- [MATERIALS PROVIDED]
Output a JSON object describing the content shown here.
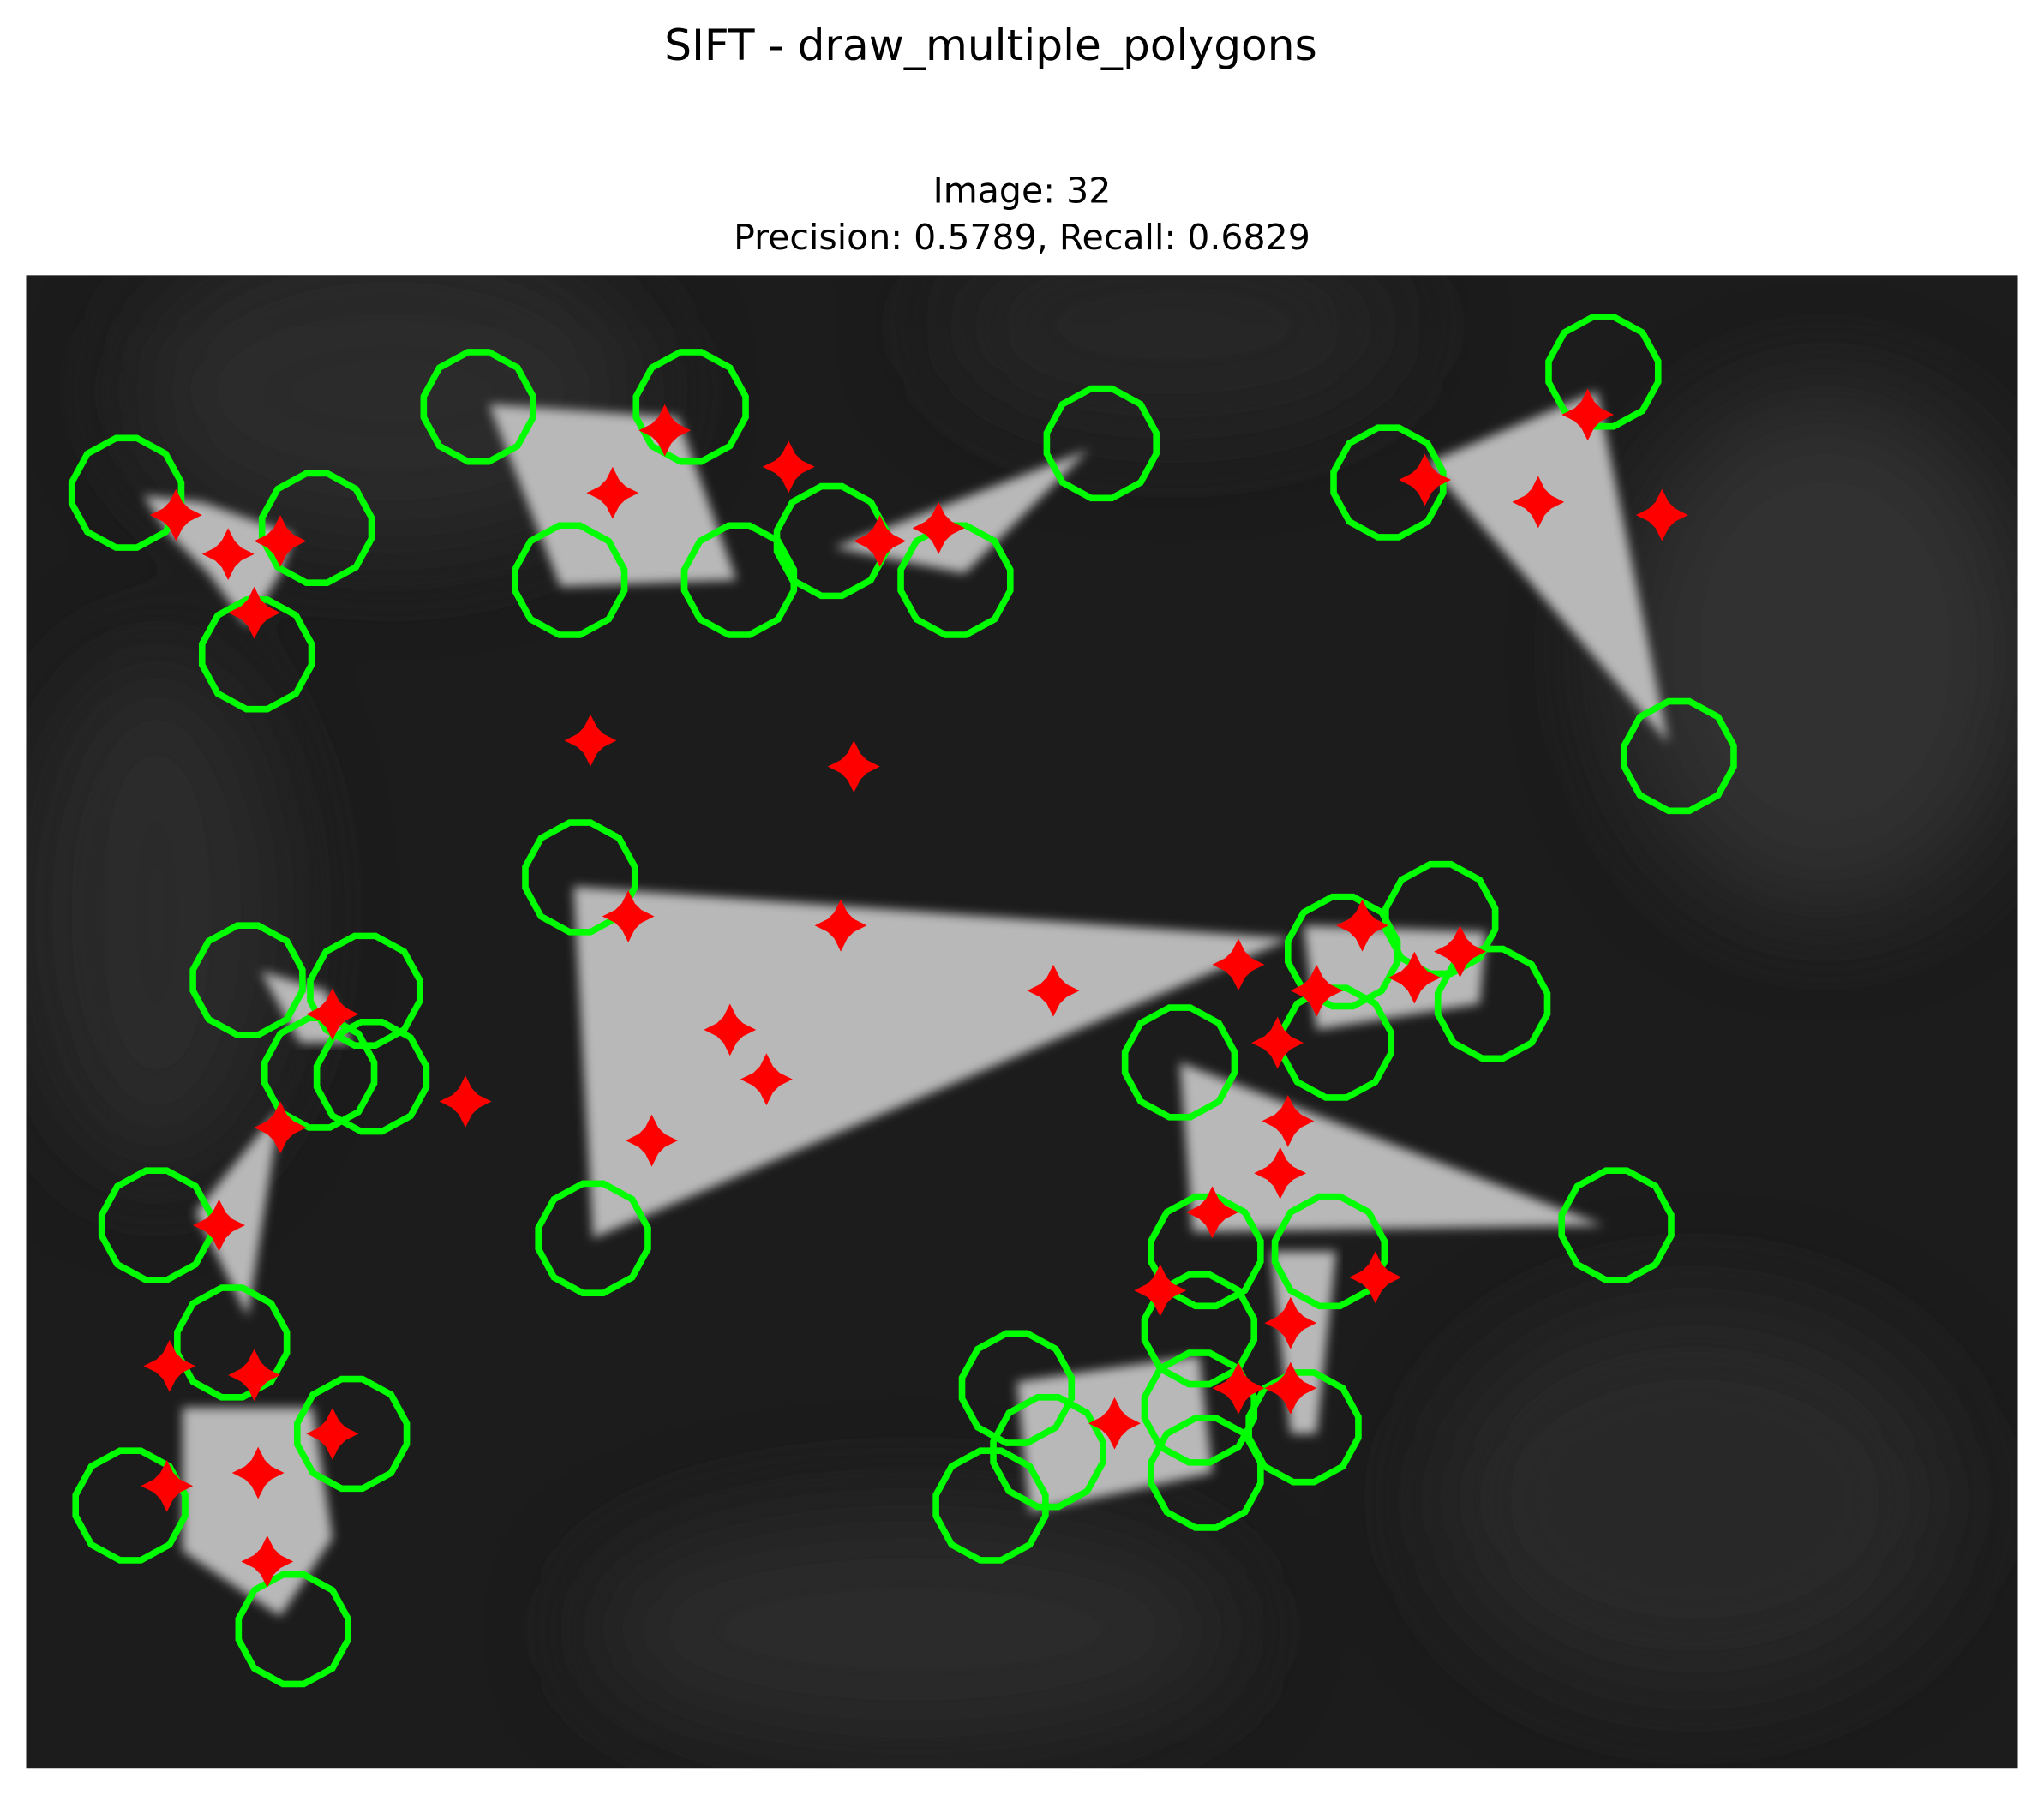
{
  "header": {
    "title": "SIFT - draw_multiple_polygons"
  },
  "panel": {
    "image_label": "Image: 32",
    "metrics": "Precision: 0.5789, Recall: 0.6829"
  }
}
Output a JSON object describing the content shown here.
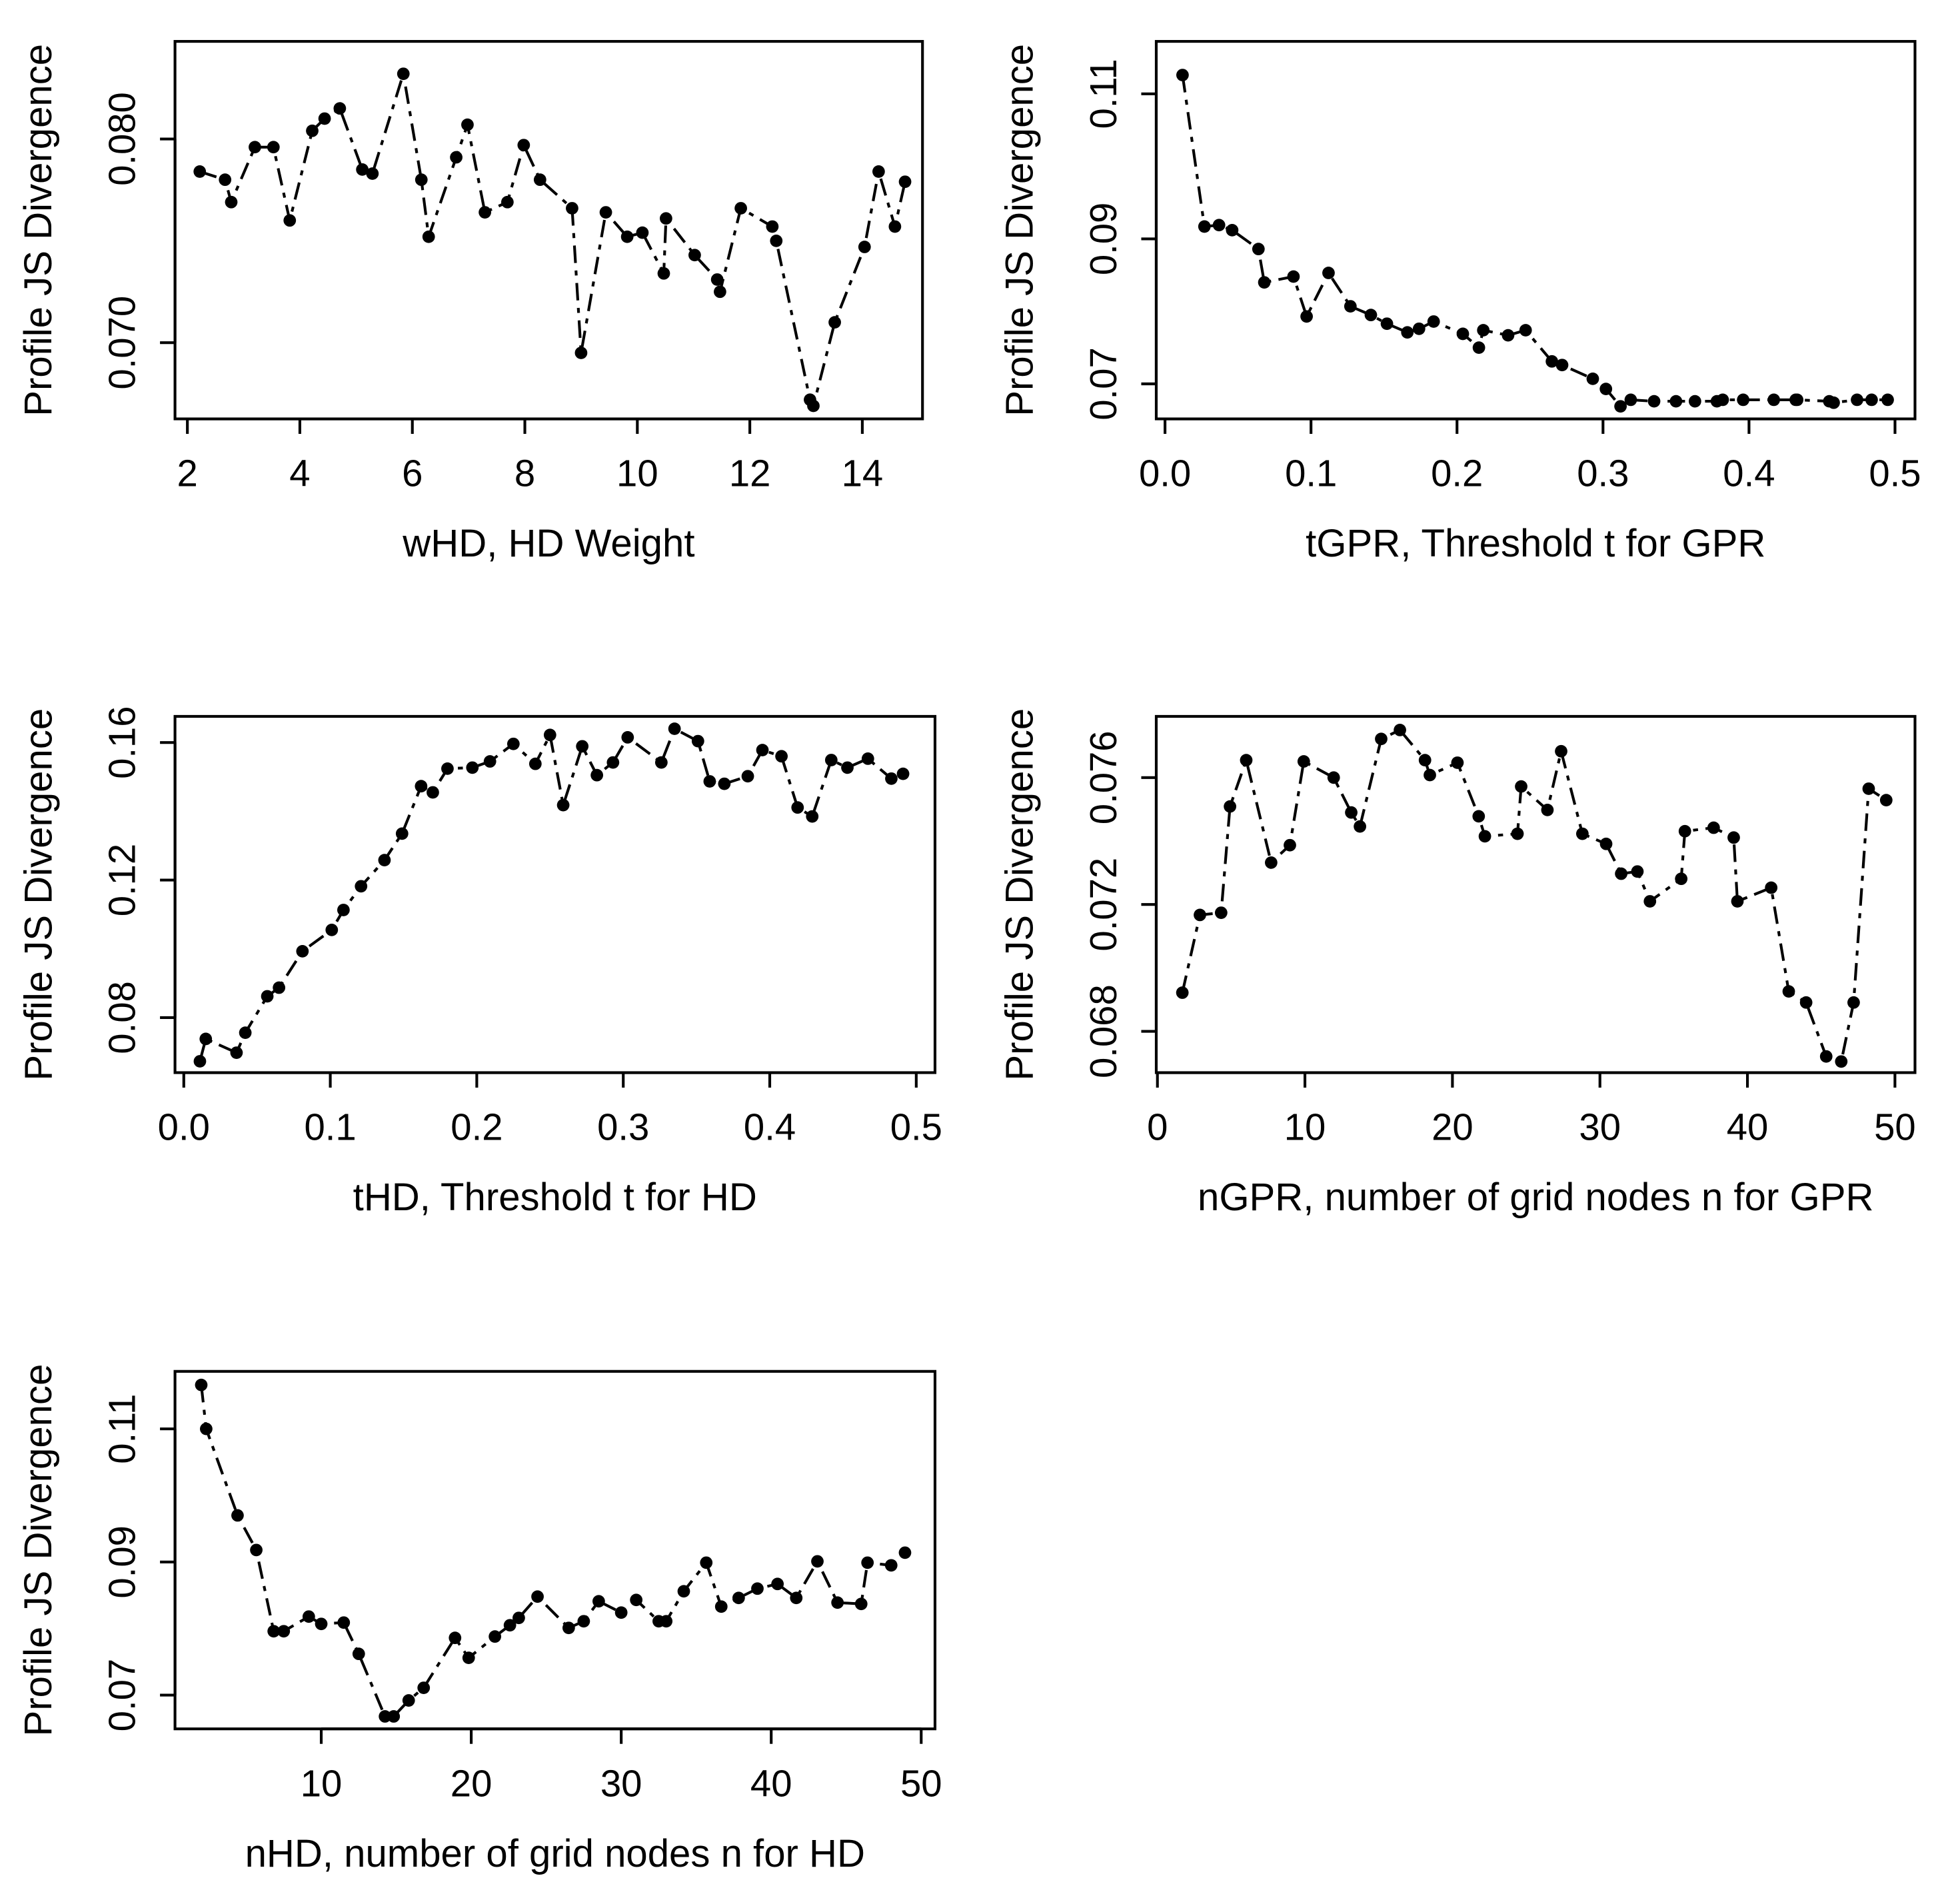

- [GIVEN INSTRUCTION]
Give the entries again without a single change, but with no pictures.

- [RESULT OF THE TASK]
Output a JSON object describing the content shown here.
{
  "header": {
    "title": "SIFT - draw_multiple_polygons"
  },
  "panel": {
    "image_label": "Image: 32",
    "metrics": "Precision: 0.5789, Recall: 0.6829"
  }
}
Output a JSON object describing the content shown here.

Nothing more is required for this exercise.